- _EXERCISE DETAILS_
Look below and pull out each line with the word "изоляцией".

Dataset excerpt
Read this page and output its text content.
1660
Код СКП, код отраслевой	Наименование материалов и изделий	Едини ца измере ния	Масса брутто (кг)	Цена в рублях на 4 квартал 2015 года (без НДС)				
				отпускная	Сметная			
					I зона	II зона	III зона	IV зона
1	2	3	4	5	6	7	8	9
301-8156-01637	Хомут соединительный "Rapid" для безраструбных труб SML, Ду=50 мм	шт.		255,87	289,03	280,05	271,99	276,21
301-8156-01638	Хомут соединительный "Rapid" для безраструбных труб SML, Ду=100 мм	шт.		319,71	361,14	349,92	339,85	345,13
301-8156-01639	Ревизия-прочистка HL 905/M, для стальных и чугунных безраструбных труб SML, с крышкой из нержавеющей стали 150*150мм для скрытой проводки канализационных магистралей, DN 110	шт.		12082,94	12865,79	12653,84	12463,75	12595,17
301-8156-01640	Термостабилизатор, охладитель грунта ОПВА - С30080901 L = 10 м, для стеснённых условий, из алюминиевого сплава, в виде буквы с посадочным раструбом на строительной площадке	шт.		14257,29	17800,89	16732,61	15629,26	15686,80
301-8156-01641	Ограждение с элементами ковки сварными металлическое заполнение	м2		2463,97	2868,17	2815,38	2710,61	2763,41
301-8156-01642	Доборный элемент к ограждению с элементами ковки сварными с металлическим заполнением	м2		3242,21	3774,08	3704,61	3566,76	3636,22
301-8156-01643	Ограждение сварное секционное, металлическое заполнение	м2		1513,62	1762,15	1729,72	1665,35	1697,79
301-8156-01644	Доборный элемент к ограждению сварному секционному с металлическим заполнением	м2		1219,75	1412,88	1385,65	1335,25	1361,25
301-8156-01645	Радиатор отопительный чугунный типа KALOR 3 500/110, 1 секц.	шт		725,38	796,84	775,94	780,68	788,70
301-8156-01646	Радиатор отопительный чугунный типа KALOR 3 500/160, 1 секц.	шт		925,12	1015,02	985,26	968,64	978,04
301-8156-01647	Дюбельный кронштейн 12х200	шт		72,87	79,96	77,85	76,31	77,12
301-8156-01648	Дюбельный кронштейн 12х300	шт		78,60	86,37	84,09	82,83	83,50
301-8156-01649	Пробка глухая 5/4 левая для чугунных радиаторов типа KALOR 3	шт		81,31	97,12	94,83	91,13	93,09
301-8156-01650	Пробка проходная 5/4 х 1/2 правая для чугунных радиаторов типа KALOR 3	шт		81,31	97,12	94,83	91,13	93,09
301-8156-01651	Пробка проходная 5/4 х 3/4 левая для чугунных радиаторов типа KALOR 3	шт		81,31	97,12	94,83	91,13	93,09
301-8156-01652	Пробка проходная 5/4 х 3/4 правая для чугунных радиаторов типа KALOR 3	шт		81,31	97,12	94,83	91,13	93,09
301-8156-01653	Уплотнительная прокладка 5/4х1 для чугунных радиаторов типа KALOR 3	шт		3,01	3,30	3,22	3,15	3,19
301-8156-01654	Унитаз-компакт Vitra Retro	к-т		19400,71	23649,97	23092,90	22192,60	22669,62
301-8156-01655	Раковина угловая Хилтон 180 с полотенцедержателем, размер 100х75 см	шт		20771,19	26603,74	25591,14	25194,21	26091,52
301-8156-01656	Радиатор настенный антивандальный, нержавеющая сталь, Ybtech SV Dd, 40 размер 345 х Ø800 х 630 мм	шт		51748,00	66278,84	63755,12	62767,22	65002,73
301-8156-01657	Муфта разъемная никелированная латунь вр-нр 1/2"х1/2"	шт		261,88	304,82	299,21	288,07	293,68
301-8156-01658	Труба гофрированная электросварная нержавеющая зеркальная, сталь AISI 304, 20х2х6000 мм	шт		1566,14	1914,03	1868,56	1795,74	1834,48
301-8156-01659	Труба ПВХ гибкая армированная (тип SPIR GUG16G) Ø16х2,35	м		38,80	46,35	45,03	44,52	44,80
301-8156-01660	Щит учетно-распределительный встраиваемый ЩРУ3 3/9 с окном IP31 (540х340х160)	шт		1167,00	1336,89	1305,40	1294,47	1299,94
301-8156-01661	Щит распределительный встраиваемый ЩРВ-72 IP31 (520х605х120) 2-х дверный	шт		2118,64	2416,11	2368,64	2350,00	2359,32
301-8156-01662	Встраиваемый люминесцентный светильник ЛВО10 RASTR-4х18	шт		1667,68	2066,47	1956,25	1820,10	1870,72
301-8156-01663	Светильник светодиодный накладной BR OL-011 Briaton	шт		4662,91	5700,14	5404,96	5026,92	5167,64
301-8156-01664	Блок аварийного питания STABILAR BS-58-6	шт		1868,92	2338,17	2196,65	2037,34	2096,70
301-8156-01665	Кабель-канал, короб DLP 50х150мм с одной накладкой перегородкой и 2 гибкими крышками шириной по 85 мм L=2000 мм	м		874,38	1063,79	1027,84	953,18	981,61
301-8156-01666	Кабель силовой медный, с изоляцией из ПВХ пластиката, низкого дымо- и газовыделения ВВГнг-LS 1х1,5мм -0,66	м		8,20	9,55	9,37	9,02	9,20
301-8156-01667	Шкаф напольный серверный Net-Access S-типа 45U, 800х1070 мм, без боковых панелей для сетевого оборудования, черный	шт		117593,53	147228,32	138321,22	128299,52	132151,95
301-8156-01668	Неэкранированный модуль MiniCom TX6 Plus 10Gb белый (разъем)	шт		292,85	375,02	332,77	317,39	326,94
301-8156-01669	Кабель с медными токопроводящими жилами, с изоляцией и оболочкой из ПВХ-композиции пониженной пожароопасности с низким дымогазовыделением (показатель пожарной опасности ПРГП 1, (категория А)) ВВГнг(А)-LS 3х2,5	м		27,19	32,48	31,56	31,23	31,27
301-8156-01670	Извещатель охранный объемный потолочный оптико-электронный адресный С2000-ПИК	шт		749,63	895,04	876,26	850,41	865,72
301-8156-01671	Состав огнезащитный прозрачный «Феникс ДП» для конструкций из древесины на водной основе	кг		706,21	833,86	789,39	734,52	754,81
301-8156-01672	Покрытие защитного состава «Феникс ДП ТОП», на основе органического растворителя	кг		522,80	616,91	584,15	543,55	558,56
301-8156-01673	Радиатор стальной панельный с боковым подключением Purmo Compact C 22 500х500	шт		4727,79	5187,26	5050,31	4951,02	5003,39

- _OUTPUT FOR THIS EXERCISE_
301-8156-01666	Кабель силовой медный, с изоляцией из ПВХ пластиката, низкого дымо- и газовыделения ВВГнг-LS 1х1,5мм -0,66	м		8,20	9,55	9,37	9,02	9,20
301-8156-01669	Кабель с медными токопроводящими жилами, с изоляцией и оболочкой из ПВХ-композиции пониженной пожароопасности с низким дымогазовыделением (показатель пожарной опасности ПРГП 1, (категория А)) ВВГнг(А)-LS 3х2,5	м		27,19	32,48	31,56	31,23	31,27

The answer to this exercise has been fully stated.